*Task details*
Return each line holding the string "Teacher".

*Listed entries*
* * *

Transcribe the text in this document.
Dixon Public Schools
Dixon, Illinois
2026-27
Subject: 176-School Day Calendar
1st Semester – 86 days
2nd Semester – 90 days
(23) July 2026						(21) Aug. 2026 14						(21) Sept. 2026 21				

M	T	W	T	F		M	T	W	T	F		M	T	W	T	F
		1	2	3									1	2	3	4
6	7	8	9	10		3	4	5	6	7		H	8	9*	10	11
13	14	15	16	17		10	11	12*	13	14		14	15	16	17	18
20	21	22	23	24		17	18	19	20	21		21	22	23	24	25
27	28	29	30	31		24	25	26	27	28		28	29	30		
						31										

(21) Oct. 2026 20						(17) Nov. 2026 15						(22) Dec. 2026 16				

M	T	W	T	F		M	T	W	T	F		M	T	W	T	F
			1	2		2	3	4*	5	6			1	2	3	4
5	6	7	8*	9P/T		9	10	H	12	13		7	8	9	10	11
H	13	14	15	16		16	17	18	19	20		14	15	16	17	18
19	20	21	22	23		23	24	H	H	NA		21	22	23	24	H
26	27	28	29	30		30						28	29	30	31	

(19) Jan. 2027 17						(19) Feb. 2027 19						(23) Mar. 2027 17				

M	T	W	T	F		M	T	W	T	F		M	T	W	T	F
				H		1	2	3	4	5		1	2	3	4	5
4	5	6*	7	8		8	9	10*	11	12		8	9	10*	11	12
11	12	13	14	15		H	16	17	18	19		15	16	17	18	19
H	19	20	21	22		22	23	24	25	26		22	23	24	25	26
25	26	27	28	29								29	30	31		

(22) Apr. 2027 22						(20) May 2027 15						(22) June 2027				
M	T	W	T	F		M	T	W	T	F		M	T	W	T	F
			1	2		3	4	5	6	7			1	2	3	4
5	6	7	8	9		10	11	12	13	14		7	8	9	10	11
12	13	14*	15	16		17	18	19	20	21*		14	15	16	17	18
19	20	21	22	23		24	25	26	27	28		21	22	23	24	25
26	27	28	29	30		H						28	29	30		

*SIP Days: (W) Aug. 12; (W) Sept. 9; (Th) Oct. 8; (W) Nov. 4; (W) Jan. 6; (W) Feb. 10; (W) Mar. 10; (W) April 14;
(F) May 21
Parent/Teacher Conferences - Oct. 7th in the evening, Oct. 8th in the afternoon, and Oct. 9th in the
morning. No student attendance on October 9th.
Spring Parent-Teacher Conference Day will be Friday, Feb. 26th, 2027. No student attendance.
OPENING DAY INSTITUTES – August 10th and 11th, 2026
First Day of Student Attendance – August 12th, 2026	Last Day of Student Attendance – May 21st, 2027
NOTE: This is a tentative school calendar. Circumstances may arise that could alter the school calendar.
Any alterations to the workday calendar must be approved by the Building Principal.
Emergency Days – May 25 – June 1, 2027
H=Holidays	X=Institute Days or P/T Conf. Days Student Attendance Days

* * *

*Completed task*
Parent/Teacher Conferences - Oct. 7th in the evening, Oct. 8th in the afternoon, and Oct. 9th in the
Spring Parent-Teacher Conference Day will be Friday, Feb. 26th, 2027. No student attendance.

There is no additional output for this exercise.